---- DOCUMENT SECTION

24 May 2016

Seaborn is a wonderful python package for creating statistical plots like those found in R. Although the documentation and API does not expose much, the modules are built on top of matplotlib, a versatile plotting library. Matplotlib has an incredible amount of customization, if you’re willing to dig far enough. My goal with this post is simply to document the customizations I have encountered. The changes are made on the ‘iris’ demo.

Empty Axes

Using seaborn with the default ubuntu matplotlib package (python-matplotlib) will result in plots with empty axes:

empty axes example

To resolve this, matplotlib must be updated past version 1.3:

$ sudo apt-get install libfreetype6-dev
$ sudo pip install --upgrade matplotlib

Custom Data Labels

Seaborn will take the keys from the dataframe as the x and y axes labels, and assign labels only if the subplots are around the left and bottom sides of the grid. Replacing them means dipping down to the axes level:

import seaborn as sns; sns.set(style="ticks", color_codes=True)
iris = sns.load_dataset("iris")
g = sns.pairplot(iris, hue='species')
replacements = {'sepal_length': r'$\alpha$', 'sepal_width': 'sepal',
                'petal_length': r'$\beta$', 'petal_width': 'petal',
                'versicolor': 'bloop'}

for i in range(4):
    for j in range(4):
        xlabel = g.axes[i][j].get_xlabel()
        ylabel = g.axes[i][j].get_ylabel()

--------

#### OBJECTIVE 1
In the entries, starting with the line containing "google-lens-button[interactable]: Pregúntale a" and going on through the line containing "new-tab-button[interactable]: + bbox=[186, 5, 203, 22]", swap "popout-icon" for "expand-icon" and reproduce those lines with nothing else changed.
The text and the entries have no connection to each other.

---- ENTRIES SUPPLIED

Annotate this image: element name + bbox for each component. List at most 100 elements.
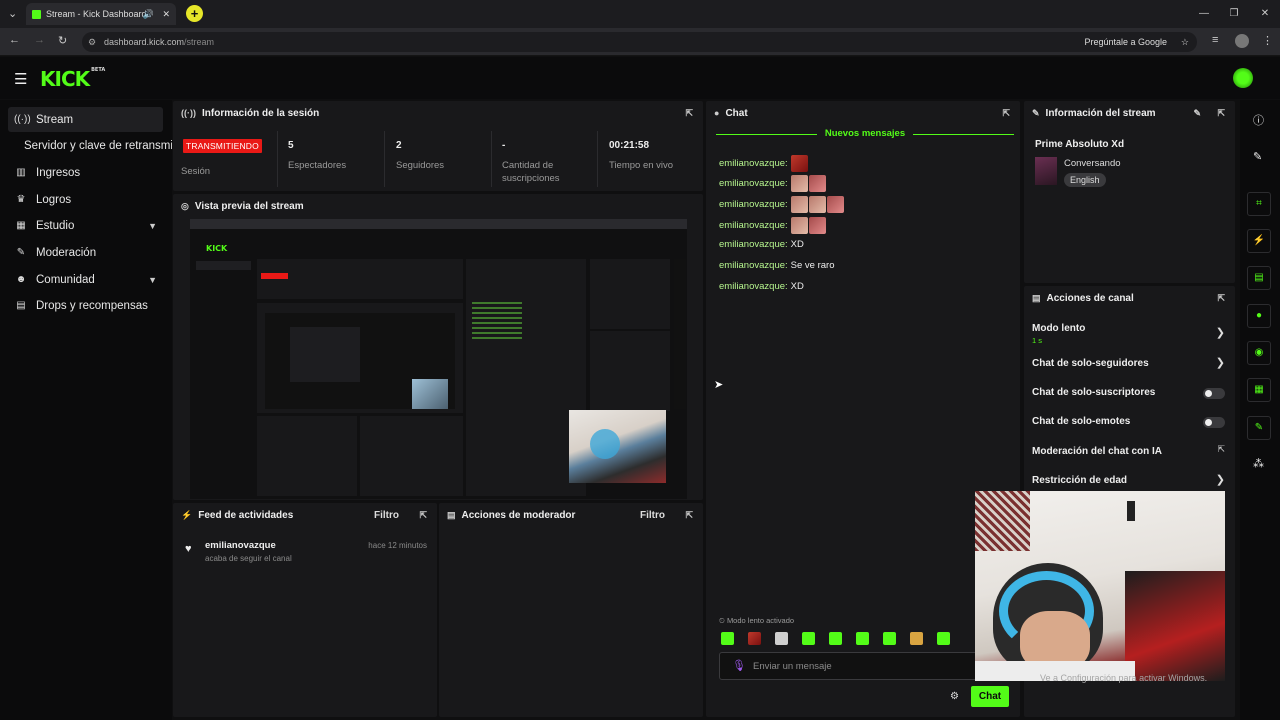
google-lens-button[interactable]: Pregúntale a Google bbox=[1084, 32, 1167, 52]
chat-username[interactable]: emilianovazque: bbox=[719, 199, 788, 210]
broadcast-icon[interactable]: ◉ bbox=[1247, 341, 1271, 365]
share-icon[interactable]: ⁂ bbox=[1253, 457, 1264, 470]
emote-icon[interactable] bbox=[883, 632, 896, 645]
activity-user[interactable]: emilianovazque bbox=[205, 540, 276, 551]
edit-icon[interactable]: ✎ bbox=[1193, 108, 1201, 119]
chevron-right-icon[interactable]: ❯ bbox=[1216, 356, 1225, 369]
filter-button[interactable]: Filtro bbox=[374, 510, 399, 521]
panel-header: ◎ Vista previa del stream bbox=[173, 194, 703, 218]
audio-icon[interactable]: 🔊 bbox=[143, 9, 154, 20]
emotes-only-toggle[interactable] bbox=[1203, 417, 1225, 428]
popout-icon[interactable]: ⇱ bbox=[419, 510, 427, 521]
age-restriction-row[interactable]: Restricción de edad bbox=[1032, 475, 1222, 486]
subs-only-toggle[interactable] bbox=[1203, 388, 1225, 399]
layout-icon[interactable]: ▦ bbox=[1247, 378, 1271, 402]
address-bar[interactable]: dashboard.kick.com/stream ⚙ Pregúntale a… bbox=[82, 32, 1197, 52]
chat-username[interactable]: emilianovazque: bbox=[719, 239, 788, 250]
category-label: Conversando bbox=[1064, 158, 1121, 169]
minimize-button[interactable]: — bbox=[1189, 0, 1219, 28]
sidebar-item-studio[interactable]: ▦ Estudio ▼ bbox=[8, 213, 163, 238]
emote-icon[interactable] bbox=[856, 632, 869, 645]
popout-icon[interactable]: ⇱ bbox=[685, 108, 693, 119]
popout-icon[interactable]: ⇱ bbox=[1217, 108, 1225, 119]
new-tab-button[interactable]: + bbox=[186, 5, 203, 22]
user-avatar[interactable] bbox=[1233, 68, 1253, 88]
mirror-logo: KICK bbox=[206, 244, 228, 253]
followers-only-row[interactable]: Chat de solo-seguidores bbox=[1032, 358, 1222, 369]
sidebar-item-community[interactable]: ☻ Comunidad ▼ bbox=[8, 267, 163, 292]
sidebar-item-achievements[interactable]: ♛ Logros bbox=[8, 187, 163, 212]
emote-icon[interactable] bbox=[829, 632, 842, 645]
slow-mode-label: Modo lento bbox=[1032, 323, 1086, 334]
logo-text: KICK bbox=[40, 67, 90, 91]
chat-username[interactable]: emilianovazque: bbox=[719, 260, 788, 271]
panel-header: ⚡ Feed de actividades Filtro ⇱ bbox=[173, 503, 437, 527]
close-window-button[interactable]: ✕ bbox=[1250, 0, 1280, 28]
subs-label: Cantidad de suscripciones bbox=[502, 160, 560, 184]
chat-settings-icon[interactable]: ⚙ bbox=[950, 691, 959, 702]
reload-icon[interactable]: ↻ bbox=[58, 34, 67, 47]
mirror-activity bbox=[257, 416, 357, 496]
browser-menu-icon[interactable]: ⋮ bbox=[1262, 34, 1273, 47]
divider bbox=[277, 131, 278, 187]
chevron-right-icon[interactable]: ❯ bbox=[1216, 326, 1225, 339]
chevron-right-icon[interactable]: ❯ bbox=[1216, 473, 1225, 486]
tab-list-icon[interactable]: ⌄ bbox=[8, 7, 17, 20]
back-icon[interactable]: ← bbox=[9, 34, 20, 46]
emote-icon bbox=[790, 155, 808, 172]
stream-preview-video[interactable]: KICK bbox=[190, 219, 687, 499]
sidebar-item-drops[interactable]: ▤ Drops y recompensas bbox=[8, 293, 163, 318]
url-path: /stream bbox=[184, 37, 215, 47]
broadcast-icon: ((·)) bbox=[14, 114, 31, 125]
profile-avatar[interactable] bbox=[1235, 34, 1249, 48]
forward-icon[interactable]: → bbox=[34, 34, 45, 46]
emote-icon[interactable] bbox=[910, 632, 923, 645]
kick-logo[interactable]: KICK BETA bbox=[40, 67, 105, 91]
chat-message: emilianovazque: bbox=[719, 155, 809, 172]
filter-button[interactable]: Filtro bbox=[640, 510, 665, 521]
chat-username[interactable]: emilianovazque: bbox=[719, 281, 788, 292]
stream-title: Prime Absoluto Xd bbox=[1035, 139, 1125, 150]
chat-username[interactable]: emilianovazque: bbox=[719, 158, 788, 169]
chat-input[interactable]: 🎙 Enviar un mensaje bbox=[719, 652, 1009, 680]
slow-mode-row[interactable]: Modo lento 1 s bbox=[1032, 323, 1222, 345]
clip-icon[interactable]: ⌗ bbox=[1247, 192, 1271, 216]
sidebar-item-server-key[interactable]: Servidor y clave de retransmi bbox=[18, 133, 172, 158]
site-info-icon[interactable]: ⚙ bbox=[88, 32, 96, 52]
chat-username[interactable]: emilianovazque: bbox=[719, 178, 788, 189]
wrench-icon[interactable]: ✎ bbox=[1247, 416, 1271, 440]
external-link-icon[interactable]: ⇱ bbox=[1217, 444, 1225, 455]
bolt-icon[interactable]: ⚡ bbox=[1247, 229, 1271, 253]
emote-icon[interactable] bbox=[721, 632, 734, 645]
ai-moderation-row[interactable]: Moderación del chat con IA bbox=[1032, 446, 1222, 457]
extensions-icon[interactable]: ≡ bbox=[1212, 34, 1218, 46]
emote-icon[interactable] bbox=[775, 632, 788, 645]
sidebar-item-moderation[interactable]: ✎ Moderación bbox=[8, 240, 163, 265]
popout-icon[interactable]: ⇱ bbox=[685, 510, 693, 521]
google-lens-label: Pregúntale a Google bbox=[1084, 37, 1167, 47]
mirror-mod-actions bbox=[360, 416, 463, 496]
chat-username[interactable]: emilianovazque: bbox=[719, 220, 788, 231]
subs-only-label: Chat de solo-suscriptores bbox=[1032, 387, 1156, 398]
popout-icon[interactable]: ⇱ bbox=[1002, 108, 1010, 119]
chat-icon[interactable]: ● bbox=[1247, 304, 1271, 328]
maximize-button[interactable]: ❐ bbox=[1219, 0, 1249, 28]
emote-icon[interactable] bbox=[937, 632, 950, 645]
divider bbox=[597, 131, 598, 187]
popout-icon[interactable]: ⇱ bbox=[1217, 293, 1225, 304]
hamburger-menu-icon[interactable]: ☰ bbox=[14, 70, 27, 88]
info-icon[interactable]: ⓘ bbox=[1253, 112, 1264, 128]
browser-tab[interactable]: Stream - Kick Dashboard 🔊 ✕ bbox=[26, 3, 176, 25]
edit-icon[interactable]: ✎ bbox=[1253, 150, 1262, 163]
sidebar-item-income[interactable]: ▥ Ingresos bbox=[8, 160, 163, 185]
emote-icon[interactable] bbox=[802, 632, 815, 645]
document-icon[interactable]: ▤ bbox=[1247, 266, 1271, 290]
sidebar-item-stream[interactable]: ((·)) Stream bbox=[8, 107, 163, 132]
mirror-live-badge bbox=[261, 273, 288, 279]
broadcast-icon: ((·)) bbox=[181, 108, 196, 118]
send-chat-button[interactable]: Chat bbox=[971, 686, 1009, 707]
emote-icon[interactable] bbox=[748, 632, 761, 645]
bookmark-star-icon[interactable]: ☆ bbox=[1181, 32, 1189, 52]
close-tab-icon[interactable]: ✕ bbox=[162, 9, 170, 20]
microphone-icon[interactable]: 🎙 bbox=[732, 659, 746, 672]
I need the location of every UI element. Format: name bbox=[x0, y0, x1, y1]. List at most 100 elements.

--------

#### OBJECTIVE 2
Answer these questions about the seaborn customization post:
(a) Past what version must matplotlib be updated to fix the empty axes?
(b) On which demo are the changes made?
(c) What does seaborn take as the x and y axes labels?

#### EXERCISE OUTPUT 1
google-lens-button[interactable]: Pregúntale a Google bbox=[1084, 32, 1167, 52]
chat-username[interactable]: emilianovazque: bbox=[719, 199, 788, 210]
broadcast-icon[interactable]: ◉ bbox=[1247, 341, 1271, 365]
share-icon[interactable]: ⁂ bbox=[1253, 457, 1264, 470]
emote-icon[interactable] bbox=[883, 632, 896, 645]
activity-user[interactable]: emilianovazque bbox=[205, 540, 276, 551]
edit-icon[interactable]: ✎ bbox=[1193, 108, 1201, 119]
chevron-right-icon[interactable]: ❯ bbox=[1216, 356, 1225, 369]
filter-button[interactable]: Filtro bbox=[374, 510, 399, 521]
panel-header: ◎ Vista previa del stream bbox=[173, 194, 703, 218]
audio-icon[interactable]: 🔊 bbox=[143, 9, 154, 20]
emotes-only-toggle[interactable] bbox=[1203, 417, 1225, 428]
expand-icon[interactable]: ⇱ bbox=[419, 510, 427, 521]
age-restriction-row[interactable]: Restricción de edad bbox=[1032, 475, 1222, 486]
subs-only-toggle[interactable] bbox=[1203, 388, 1225, 399]
layout-icon[interactable]: ▦ bbox=[1247, 378, 1271, 402]
address-bar[interactable]: dashboard.kick.com/stream ⚙ Pregúntale a… bbox=[82, 32, 1197, 52]
chat-username[interactable]: emilianovazque: bbox=[719, 239, 788, 250]
category-label: Conversando bbox=[1064, 158, 1121, 169]
minimize-button[interactable]: — bbox=[1189, 0, 1219, 28]
sidebar-item-studio[interactable]: ▦ Estudio ▼ bbox=[8, 213, 163, 238]
emote-icon[interactable] bbox=[856, 632, 869, 645]
expand-icon[interactable]: ⇱ bbox=[685, 108, 693, 119]
expand-icon[interactable]: ⇱ bbox=[1217, 108, 1225, 119]
new-tab-button[interactable]: + bbox=[186, 5, 203, 22]

#### EXERCISE OUTPUT 2
(a) Version 1.3
(b) The 'iris' demo
(c) The keys from the dataframe